**What is required:** Take every line that has the string "heer" and copy it out.

+---+

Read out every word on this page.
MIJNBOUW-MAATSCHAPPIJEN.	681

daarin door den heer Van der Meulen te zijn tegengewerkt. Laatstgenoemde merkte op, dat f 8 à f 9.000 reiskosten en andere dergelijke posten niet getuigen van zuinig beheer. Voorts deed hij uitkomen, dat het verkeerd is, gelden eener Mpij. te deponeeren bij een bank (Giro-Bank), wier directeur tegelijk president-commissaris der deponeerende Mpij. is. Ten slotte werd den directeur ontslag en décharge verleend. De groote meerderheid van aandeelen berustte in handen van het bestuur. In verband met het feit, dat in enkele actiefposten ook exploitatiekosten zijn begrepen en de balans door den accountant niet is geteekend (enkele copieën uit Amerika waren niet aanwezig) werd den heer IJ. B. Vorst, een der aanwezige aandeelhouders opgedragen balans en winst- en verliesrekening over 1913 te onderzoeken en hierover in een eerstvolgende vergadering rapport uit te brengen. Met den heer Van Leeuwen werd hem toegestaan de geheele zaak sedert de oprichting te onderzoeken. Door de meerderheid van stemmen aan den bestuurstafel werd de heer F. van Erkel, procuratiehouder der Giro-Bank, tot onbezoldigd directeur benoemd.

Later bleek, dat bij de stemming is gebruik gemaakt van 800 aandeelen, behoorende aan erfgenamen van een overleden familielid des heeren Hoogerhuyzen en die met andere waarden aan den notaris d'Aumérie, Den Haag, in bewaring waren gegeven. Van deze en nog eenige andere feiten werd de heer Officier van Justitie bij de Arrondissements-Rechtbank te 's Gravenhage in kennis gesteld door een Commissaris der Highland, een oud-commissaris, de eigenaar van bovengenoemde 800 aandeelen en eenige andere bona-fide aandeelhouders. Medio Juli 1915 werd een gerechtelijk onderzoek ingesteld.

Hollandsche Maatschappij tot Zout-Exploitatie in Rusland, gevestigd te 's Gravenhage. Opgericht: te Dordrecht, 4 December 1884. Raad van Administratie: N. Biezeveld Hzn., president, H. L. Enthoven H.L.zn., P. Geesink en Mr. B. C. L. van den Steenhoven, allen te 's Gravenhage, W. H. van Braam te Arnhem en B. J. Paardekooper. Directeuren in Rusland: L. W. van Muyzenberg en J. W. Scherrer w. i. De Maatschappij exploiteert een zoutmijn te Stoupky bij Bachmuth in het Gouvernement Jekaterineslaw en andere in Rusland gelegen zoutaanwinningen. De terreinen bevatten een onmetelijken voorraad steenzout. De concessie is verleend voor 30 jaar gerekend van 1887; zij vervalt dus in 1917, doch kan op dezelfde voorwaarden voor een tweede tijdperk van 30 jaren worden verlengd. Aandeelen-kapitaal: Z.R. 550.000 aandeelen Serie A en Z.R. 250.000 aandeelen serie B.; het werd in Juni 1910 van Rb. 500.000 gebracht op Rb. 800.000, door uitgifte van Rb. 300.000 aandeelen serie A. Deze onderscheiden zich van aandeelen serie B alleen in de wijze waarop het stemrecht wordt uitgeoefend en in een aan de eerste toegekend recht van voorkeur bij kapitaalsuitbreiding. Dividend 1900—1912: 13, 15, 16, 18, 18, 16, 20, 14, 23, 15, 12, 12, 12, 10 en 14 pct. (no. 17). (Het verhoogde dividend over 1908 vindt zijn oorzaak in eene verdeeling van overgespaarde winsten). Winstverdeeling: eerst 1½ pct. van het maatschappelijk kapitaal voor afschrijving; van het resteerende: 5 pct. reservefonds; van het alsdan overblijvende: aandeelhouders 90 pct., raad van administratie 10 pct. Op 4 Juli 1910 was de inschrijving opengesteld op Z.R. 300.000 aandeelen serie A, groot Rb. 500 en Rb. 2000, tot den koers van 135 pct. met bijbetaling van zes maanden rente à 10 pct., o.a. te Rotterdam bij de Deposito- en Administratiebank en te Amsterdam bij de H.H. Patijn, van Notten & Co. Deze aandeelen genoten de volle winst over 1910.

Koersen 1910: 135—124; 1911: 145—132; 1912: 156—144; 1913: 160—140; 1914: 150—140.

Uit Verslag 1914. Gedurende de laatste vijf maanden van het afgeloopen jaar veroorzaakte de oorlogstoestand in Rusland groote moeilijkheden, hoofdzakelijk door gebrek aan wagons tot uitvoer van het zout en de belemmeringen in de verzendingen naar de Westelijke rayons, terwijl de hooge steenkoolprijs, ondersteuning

+---+

**Worked solution:**
daarin door den heer Van der Meulen te zijn tegengewerkt. Laatstgenoemde merkte op, dat f 8 à f 9.000 reiskosten en andere dergelijke posten niet getuigen van zuinig beheer. Voorts deed hij uitkomen, dat het verkeerd is, gelden eener Mpij. te deponeeren bij een bank (Giro-Bank), wier directeur tegelijk president-commissaris der deponeerende Mpij. is. Ten slotte werd den directeur ontslag en décharge verleend. De groote meerderheid van aandeelen berustte in handen van het bestuur. In verband met het feit, dat in enkele actiefposten ook exploitatiekosten zijn begrepen en de balans door den accountant niet is geteekend (enkele copieën uit Amerika waren niet aanwezig) werd den heer IJ. B. Vorst, een der aanwezige aandeelhouders opgedragen balans en winst- en verliesrekening over 1913 te onderzoeken en hierover in een eerstvolgende vergadering rapport uit te brengen. Met den heer Van Leeuwen werd hem toegestaan de geheele zaak sedert de oprichting te onderzoeken. Door de meerderheid van stemmen aan den bestuurstafel werd de heer F. van Erkel, procuratiehouder der Giro-Bank, tot onbezoldigd directeur benoemd.
Later bleek, dat bij de stemming is gebruik gemaakt van 800 aandeelen, behoorende aan erfgenamen van een overleden familielid des heeren Hoogerhuyzen en die met andere waarden aan den notaris d'Aumérie, Den Haag, in bewaring waren gegeven. Van deze en nog eenige andere feiten werd de heer Officier van Justitie bij de Arrondissements-Rechtbank te 's Gravenhage in kennis gesteld door een Commissaris der Highland, een oud-commissaris, de eigenaar van bovengenoemde 800 aandeelen en eenige andere bona-fide aandeelhouders. Medio Juli 1915 werd een gerechtelijk onderzoek ingesteld.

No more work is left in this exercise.